# [Text to read]

·····

Fair Prices to Growers
As part of Costa Rica´s unique model, and to ensure fair prices to growers for their product, a payment system has been developed called Settlement. How does this work?
Growers take their ripe coffee to a processor, who gives them a receipt and a cash advance, and then turns the beans into green coffee to sell in national or international markets. The Instituto del Café de Costa Rica (ICAFE) checks to make sure sales prices match international market conditions, using the New York Stock Exchange as reference. Beginning in October, every three months, processors submit Provisional Settlements to ICAFE, and adjust their payments to growers according to their quarterly sales.
After harvest and marketing, the processor pays growers the Final Settlement amount, which is the result of sales minus production costs and processor profit. ICAFE calculates this Final Settlement amount, supervises the marketing process and publicizes the minimum prices that processors must pay growers.
Café de Costa Rica is Protected by Geographical Designation:
In final support of the coffee production process and model, the world has recognized the geographical designation of “Café de Costa Rica.”
This allows distinguishing our product in the global marketplace, getting better prices and greater recognition for the effort and perseverance of the sector to produce the highest quality coffee. This certification of origin is fundamental in international markets, particularly in the European Union.

·····

# [Source data]
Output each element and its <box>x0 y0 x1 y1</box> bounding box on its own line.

·····

# [What this exercise asks]
1. In the Costa Rican coffee text, reproduce the passage between "Café de Costa Rica is" and "the European Union.", inclusive, swapping "perseverance" for "persistence".
2. Pick up the text on Costa Rican coffee after its final sentence and carry it forward.

# [Outputs by task]
1.
Café de Costa Rica is Protected by Geographical Designation:
In final support of the coffee production process and model, the world has recognized the geographical designation of “Café de Costa Rica.”
This allows distinguishing our product in the global marketplace, getting better prices and greater recognition for the effort and persistence of the sector to produce the highest quality coffee. This certification of origin is fundamental in international markets, particularly in the European Union.

2.
Ronald Peters Seevers is a graduate in Industrial Engineering from Purdue University, Indiana, U.S.A. He entered the coffee growing world in 1971 as Manager of Cafetalera Sarchí, S. A. He has been member of several boards of directors of companies related to the coffee sector, such as Compañía Costarricense del Café, S. A.; the National Coffee Growers Chamber (Cámara Nacional de Cafetaleros); the Costa Rican Coffee Institute (Instituto del Café de Costa Rica) and Grupo Financiero Cuscatlán de Costa Rica. Mr. Peters is currently Executive Director of the Instituto del Café de Costa Rica, a non-governmental public entity created by law responsible for regulating the national coffee growing sector and for guaranteeing a system equitable to all participants in the coffee industry: growers, processors, roasters and exporters.